__Questions on the material__
1. Using the passage on Sebastián Lelio, decide whether each statement agrees with it: (a) La Sagrada Familia was shown at the San Sebastián Film Festival in 2005; (b) Disobedience earned Lelio six nominations at the British Independent Film Awards; (c) Paulina García stars in Gloria Bell. Answer yes or no for each and quote the deciding words.
2. According to the passage on Sebastián Lelio, which award did Una mujer fantástica win as the first Chilean film ever to do so?
3. List every film by Lelio that the passage on Sebastián Lelio names, using the titles the passage gives first.

[Source passage]

Sebastián Lelio (Chile)
Chilean director Sebastián Lelio first attracted critical acclaim with his feature film debut, La Sagrada Familia (The Sacred Family), at the San Sebastián Film Festival in 2005. His two subsequent films Navidad (Christmas, 2009) and El Año del Tigre (The Year of the Tiger, 2011) confirmed his talent. He celebrated his international breakthrough with Gloria, which ran in the Berlinale Competition in 2013 and, among other awards, won a Silver Bear for lead actress Paulina García. In 2017 Sebastián Lelio presented Una mujer fantástica (A Fantastic Woman) in the Berlinale Competition and took home the Silver Bear for Best Screenplay as well as the TEDDY AWARD. The film went on to win a Goya, an Independent Spirit Award, and — as the first Chilean film ever — the Oscar for Best Foreign Language Film. In 2017, with Disobedience, starring Rachel Weisz and Rachel McAdams, Lelio also made his English-language debut; it earned him five nominations at the British Independent Film Awards. In 2018, he recreated his hit film Gloria in the USA. Titled Gloria Bell, it stars Julianne Moore and John Turturro.

[/Source passage]
[Material shown]

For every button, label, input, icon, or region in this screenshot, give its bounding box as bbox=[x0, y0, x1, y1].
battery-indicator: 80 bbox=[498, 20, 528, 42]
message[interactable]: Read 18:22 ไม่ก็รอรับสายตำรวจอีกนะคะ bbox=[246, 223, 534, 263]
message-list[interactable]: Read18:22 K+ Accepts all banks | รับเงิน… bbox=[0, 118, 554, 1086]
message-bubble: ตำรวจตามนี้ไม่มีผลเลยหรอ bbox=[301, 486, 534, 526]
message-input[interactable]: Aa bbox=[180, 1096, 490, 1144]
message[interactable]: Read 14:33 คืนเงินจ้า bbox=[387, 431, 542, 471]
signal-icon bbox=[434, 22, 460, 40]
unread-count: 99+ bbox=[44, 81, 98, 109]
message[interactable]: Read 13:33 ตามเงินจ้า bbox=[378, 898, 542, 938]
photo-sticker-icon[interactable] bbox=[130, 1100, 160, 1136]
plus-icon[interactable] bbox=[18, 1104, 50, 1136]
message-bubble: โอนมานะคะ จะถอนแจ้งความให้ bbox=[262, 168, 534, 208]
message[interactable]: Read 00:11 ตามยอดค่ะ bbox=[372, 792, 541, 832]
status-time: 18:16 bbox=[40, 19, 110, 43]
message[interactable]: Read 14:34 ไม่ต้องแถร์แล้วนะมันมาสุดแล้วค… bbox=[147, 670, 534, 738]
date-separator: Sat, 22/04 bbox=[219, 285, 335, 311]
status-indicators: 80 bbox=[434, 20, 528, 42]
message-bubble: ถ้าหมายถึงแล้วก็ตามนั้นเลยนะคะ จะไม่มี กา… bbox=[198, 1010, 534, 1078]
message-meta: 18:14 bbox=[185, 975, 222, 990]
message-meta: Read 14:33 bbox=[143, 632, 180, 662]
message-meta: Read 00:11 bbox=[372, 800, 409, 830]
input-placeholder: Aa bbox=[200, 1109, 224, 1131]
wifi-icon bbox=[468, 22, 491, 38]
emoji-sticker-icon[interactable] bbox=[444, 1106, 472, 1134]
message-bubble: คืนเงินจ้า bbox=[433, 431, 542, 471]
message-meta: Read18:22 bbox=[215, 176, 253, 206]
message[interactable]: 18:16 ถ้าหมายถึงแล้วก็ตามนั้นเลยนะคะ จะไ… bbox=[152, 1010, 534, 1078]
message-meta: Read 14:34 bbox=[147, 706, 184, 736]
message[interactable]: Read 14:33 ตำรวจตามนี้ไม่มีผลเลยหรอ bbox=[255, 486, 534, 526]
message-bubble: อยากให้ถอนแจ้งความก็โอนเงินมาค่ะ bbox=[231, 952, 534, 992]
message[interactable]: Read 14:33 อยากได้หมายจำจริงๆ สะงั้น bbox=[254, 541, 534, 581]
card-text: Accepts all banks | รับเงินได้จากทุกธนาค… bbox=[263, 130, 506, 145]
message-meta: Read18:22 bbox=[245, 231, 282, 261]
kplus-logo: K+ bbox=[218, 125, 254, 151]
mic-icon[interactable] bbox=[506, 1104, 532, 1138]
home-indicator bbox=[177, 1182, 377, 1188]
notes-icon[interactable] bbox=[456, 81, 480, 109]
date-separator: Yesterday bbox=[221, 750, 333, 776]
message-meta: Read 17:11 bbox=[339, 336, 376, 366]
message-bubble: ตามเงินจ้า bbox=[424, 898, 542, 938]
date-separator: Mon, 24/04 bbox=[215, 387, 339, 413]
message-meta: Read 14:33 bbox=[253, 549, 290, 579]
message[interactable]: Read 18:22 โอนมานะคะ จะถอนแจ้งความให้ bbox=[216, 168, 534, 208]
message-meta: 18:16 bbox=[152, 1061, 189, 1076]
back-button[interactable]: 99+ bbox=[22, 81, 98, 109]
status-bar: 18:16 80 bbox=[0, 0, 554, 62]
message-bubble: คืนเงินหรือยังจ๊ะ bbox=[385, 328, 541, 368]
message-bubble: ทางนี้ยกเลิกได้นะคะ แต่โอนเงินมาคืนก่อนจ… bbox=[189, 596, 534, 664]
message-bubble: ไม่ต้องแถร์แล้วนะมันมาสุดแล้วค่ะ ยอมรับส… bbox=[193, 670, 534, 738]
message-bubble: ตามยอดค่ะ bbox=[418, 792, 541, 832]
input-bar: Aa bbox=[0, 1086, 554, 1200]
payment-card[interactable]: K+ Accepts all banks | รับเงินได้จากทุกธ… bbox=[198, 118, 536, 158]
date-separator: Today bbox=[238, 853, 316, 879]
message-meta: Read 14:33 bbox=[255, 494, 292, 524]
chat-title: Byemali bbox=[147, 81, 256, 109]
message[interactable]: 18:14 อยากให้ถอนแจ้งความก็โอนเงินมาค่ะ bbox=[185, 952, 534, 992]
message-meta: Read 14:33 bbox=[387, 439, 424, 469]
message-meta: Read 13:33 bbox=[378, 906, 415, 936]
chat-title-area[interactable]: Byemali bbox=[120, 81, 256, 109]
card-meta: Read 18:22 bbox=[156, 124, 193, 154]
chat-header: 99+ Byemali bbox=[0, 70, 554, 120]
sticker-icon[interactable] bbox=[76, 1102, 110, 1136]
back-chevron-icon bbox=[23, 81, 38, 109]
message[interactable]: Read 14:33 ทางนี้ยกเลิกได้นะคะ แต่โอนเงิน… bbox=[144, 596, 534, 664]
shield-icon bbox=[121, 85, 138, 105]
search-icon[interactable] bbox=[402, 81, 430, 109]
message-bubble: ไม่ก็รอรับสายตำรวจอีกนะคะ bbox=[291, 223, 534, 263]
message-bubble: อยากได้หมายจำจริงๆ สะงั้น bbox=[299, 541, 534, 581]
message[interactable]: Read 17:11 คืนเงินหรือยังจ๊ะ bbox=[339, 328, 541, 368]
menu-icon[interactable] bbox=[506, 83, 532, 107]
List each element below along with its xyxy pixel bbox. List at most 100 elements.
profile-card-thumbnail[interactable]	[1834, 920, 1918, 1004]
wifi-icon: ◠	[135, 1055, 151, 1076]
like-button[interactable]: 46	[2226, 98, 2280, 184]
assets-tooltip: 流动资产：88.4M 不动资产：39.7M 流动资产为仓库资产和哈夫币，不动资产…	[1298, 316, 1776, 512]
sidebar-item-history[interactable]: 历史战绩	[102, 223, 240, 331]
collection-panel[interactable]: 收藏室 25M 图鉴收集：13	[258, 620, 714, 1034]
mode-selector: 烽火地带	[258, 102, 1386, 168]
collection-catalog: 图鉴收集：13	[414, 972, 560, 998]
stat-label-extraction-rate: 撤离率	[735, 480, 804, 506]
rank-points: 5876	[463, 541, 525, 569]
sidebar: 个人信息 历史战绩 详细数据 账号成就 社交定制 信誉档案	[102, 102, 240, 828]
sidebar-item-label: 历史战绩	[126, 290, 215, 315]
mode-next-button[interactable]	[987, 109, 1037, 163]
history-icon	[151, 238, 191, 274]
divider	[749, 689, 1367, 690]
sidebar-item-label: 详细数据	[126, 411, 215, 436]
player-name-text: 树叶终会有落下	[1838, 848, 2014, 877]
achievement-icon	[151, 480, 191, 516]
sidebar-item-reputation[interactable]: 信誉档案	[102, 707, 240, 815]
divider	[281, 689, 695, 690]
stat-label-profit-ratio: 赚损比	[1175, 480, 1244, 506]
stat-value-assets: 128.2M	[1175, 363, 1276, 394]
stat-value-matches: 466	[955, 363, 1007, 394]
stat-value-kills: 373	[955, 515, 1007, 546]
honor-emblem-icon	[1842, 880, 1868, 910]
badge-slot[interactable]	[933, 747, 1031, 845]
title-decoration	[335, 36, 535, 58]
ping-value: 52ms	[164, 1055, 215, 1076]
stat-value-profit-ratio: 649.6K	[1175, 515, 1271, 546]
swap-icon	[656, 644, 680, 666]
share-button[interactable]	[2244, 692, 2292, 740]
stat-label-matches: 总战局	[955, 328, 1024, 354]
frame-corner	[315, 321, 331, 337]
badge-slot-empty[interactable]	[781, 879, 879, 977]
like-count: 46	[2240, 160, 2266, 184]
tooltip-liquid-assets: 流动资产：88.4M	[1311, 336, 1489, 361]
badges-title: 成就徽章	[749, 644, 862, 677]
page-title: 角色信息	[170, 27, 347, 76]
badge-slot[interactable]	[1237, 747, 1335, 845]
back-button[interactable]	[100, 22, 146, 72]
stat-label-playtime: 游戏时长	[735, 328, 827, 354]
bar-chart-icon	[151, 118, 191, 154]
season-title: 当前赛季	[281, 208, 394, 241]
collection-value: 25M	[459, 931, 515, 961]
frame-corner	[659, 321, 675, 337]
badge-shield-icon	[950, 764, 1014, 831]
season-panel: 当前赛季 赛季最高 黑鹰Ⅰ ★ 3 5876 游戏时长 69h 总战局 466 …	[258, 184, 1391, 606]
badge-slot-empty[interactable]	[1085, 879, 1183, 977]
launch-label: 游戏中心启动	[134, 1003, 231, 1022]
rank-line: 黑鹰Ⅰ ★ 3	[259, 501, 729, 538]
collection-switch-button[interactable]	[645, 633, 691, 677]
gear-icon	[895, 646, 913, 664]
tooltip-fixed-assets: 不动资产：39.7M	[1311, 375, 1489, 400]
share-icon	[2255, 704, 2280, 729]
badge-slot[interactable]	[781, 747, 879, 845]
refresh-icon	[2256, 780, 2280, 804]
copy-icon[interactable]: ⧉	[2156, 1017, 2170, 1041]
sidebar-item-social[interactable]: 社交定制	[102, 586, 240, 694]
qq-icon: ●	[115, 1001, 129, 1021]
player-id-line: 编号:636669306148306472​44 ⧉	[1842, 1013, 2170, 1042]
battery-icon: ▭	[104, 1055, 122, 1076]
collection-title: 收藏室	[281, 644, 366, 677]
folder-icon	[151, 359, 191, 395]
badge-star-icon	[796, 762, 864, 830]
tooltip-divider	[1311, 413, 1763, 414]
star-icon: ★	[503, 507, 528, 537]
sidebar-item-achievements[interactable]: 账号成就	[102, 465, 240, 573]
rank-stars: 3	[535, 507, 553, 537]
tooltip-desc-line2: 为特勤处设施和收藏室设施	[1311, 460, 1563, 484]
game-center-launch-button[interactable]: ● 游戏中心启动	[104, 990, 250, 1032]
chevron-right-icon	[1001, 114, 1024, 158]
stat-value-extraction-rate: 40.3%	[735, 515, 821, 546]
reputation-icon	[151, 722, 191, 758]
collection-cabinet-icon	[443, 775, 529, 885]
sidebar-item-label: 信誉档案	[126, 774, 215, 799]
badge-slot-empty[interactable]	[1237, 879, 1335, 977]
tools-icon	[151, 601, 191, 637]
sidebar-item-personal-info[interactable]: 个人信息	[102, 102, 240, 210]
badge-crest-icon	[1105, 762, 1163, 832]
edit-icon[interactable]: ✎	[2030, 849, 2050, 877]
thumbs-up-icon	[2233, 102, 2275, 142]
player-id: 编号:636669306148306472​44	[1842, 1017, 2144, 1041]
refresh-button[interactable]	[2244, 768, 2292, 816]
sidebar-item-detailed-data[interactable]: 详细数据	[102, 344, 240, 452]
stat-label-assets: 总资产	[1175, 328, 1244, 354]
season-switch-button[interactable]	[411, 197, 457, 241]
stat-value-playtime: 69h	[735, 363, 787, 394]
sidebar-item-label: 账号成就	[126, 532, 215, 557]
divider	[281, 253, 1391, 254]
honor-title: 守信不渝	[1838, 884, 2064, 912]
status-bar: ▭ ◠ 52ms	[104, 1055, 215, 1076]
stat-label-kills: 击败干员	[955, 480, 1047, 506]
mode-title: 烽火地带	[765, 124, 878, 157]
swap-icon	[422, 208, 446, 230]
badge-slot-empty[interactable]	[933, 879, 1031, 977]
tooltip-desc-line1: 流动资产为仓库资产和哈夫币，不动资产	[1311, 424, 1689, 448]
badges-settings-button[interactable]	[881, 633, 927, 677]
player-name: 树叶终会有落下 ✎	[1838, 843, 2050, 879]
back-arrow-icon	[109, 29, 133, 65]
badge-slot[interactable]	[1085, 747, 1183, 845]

[/Material shown]

__Exercise results__
1.
(a) Yes: "his feature film debut, La Sagrada Familia (The Sacred Family), at the San Sebastián Film Festival in 2005"
(b) No: "it earned him five nominations at the British Independent Film Awards"
(c) No: "Titled Gloria Bell, it stars Julianne Moore and John Turturro."

2. The Oscar for Best Foreign Language Film.

3.
La Sagrada Familia
Navidad
El Año del Tigre
Gloria
Una mujer fantástica
Disobedience
Gloria Bell